--- start Raw records ---
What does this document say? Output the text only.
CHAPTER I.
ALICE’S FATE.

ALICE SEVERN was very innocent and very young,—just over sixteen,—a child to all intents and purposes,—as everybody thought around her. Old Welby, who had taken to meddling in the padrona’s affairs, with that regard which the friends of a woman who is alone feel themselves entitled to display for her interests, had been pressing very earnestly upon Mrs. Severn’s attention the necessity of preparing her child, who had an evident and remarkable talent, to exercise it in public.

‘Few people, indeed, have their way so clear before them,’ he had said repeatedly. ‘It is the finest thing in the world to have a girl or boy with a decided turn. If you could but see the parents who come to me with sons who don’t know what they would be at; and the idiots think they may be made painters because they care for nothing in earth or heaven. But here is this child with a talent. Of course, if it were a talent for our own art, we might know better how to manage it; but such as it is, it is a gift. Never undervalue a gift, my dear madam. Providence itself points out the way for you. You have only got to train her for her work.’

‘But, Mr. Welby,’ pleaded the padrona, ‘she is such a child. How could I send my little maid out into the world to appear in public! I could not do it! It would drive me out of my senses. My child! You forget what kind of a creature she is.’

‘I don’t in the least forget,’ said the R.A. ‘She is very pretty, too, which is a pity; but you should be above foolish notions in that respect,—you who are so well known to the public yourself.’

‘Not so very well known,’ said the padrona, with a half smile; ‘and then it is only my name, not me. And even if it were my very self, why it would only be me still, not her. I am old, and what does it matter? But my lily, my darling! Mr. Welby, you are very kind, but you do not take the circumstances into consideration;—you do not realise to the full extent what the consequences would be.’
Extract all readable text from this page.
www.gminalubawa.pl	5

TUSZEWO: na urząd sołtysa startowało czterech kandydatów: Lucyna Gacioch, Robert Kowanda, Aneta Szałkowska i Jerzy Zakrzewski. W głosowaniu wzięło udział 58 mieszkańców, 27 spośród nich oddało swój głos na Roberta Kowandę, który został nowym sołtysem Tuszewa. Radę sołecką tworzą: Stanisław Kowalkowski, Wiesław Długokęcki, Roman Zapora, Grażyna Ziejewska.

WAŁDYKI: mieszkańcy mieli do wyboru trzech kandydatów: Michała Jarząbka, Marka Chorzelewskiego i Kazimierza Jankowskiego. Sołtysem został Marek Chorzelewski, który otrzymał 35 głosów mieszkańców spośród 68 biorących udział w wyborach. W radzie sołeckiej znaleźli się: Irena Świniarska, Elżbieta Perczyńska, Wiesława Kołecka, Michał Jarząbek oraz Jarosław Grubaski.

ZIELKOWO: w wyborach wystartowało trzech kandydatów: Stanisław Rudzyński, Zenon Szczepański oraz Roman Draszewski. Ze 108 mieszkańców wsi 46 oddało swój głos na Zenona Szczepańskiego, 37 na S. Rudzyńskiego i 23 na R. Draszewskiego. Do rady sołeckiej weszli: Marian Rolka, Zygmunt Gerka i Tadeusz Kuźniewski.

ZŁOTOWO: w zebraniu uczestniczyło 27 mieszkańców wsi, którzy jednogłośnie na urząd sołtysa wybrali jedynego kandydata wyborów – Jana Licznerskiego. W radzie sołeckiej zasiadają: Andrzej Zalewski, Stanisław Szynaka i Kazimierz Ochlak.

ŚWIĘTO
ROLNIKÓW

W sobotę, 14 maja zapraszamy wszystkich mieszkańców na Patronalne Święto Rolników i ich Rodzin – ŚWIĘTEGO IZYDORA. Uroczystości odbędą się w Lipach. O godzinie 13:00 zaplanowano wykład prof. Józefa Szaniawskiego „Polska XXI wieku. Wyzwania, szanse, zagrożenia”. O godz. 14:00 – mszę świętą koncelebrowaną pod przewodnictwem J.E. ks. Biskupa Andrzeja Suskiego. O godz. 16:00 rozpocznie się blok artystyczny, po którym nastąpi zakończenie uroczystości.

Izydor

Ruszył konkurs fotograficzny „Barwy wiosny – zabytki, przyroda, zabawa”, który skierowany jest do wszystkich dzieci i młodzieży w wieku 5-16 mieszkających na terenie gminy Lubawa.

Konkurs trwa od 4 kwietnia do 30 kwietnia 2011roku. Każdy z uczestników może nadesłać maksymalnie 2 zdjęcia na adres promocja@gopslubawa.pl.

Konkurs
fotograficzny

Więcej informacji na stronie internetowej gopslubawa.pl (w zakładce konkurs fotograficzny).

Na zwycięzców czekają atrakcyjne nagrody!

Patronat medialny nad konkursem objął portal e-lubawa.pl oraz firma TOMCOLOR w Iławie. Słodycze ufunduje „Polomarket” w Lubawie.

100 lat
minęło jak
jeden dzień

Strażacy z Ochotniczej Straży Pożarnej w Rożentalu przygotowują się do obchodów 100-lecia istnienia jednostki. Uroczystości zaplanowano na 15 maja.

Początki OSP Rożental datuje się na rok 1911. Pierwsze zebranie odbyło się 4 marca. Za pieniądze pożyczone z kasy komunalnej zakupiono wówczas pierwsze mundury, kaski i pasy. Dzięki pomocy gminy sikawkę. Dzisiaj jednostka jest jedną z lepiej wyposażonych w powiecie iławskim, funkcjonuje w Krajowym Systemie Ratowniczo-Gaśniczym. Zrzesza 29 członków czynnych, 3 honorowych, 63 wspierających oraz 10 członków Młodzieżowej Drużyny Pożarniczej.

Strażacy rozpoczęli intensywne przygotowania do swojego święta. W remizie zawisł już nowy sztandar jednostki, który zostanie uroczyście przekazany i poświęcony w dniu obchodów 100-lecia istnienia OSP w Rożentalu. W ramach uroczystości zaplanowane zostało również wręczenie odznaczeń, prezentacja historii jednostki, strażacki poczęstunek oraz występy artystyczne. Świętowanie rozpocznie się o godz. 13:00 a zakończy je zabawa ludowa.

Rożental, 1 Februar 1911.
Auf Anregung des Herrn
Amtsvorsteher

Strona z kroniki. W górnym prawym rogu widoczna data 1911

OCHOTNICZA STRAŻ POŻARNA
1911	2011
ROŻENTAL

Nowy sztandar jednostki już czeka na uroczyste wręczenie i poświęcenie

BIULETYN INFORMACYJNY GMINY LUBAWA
--- end Raw records ---
What is expected:
Your task is to output the full set of records exactly as presented.

Worked answer:
What does this document say? Output the text only.
CHAPTER I.
ALICE’S FATE.

ALICE SEVERN was very innocent and very young,—just over sixteen,—a child to all intents and purposes,—as everybody thought around her. Old Welby, who had taken to meddling in the padrona’s affairs, with that regard which the friends of a woman who is alone feel themselves entitled to display for her interests, had been pressing very earnestly upon Mrs. Severn’s attention the necessity of preparing her child, who had an evident and remarkable talent, to exercise it in public.

‘Few people, indeed, have their way so clear before them,’ he had said repeatedly. ‘It is the finest thing in the world to have a girl or boy with a decided turn. If you could but see the parents who come to me with sons who don’t know what they would be at; and the idiots think they may be made painters because they care for nothing in earth or heaven. But here is this child with a talent. Of course, if it were a talent for our own art, we might know better how to manage it; but such as it is, it is a gift. Never undervalue a gift, my dear madam. Providence itself points out the way for you. You have only got to train her for her work.’

‘But, Mr. Welby,’ pleaded the padrona, ‘she is such a child. How could I send my little maid out into the world to appear in public! I could not do it! It would drive me out of my senses. My child! You forget what kind of a creature she is.’

‘I don’t in the least forget,’ said the R.A. ‘She is very pretty, too, which is a pity; but you should be above foolish notions in that respect,—you who are so well known to the public yourself.’

‘Not so very well known,’ said the padrona, with a half smile; ‘and then it is only my name, not me. And even if it were my very self, why it would only be me still, not her. I am old, and what does it matter? But my lily, my darling! Mr. Welby, you are very kind, but you do not take the circumstances into consideration;—you do not realise to the full extent what the consequences would be.’
Extract all readable text from this page.
www.gminalubawa.pl	5

TUSZEWO: na urząd sołtysa startowało czterech kandydatów: Lucyna Gacioch, Robert Kowanda, Aneta Szałkowska i Jerzy Zakrzewski. W głosowaniu wzięło udział 58 mieszkańców, 27 spośród nich oddało swój głos na Roberta Kowandę, który został nowym sołtysem Tuszewa. Radę sołecką tworzą: Stanisław Kowalkowski, Wiesław Długokęcki, Roman Zapora, Grażyna Ziejewska.

WAŁDYKI: mieszkańcy mieli do wyboru trzech kandydatów: Michała Jarząbka, Marka Chorzelewskiego i Kazimierza Jankowskiego. Sołtysem został Marek Chorzelewski, który otrzymał 35 głosów mieszkańców spośród 68 biorących udział w wyborach. W radzie sołeckiej znaleźli się: Irena Świniarska, Elżbieta Perczyńska, Wiesława Kołecka, Michał Jarząbek oraz Jarosław Grubaski.

ZIELKOWO: w wyborach wystartowało trzech kandydatów: Stanisław Rudzyński, Zenon Szczepański oraz Roman Draszewski. Ze 108 mieszkańców wsi 46 oddało swój głos na Zenona Szczepańskiego, 37 na S. Rudzyńskiego i 23 na R. Draszewskiego. Do rady sołeckiej weszli: Marian Rolka, Zygmunt Gerka i Tadeusz Kuźniewski.

ZŁOTOWO: w zebraniu uczestniczyło 27 mieszkańców wsi, którzy jednogłośnie na urząd sołtysa wybrali jedynego kandydata wyborów – Jana Licznerskiego. W radzie sołeckiej zasiadają: Andrzej Zalewski, Stanisław Szynaka i Kazimierz Ochlak.

ŚWIĘTO
ROLNIKÓW

W sobotę, 14 maja zapraszamy wszystkich mieszkańców na Patronalne Święto Rolników i ich Rodzin – ŚWIĘTEGO IZYDORA. Uroczystości odbędą się w Lipach. O godzinie 13:00 zaplanowano wykład prof. Józefa Szaniawskiego „Polska XXI wieku. Wyzwania, szanse, zagrożenia”. O godz. 14:00 – mszę świętą koncelebrowaną pod przewodnictwem J.E. ks. Biskupa Andrzeja Suskiego. O godz. 16:00 rozpocznie się blok artystyczny, po którym nastąpi zakończenie uroczystości.

Izydor

Ruszył konkurs fotograficzny „Barwy wiosny – zabytki, przyroda, zabawa”, który skierowany jest do wszystkich dzieci i młodzieży w wieku 5-16 mieszkających na terenie gminy Lubawa.

Konkurs trwa od 4 kwietnia do 30 kwietnia 2011roku. Każdy z uczestników może nadesłać maksymalnie 2 zdjęcia na adres promocja@gopslubawa.pl.

Konkurs
fotograficzny

Więcej informacji na stronie internetowej gopslubawa.pl (w zakładce konkurs fotograficzny).

Na zwycięzców czekają atrakcyjne nagrody!

Patronat medialny nad konkursem objął portal e-lubawa.pl oraz firma TOMCOLOR w Iławie. Słodycze ufunduje „Polomarket” w Lubawie.

100 lat
minęło jak
jeden dzień

Strażacy z Ochotniczej Straży Pożarnej w Rożentalu przygotowują się do obchodów 100-lecia istnienia jednostki. Uroczystości zaplanowano na 15 maja.

Początki OSP Rożental datuje się na rok 1911. Pierwsze zebranie odbyło się 4 marca. Za pieniądze pożyczone z kasy komunalnej zakupiono wówczas pierwsze mundury, kaski i pasy. Dzięki pomocy gminy sikawkę. Dzisiaj jednostka jest jedną z lepiej wyposażonych w powiecie iławskim, funkcjonuje w Krajowym Systemie Ratowniczo-Gaśniczym. Zrzesza 29 członków czynnych, 3 honorowych, 63 wspierających oraz 10 członków Młodzieżowej Drużyny Pożarniczej.

Strażacy rozpoczęli intensywne przygotowania do swojego święta. W remizie zawisł już nowy sztandar jednostki, który zostanie uroczyście przekazany i poświęcony w dniu obchodów 100-lecia istnienia OSP w Rożentalu. W ramach uroczystości zaplanowane zostało również wręczenie odznaczeń, prezentacja historii jednostki, strażacki poczęstunek oraz występy artystyczne. Świętowanie rozpocznie się o godz. 13:00 a zakończy je zabawa ludowa.

Rożental, 1 Februar 1911.
Auf Anregung des Herrn
Amtsvorsteher

Strona z kroniki. W górnym prawym rogu widoczna data 1911

OCHOTNICZA STRAŻ POŻARNA
1911	2011
ROŻENTAL

Nowy sztandar jednostki już czeka na uroczyste wręczenie i poświęcenie

BIULETYN INFORMACYJNY GMINY LUBAWA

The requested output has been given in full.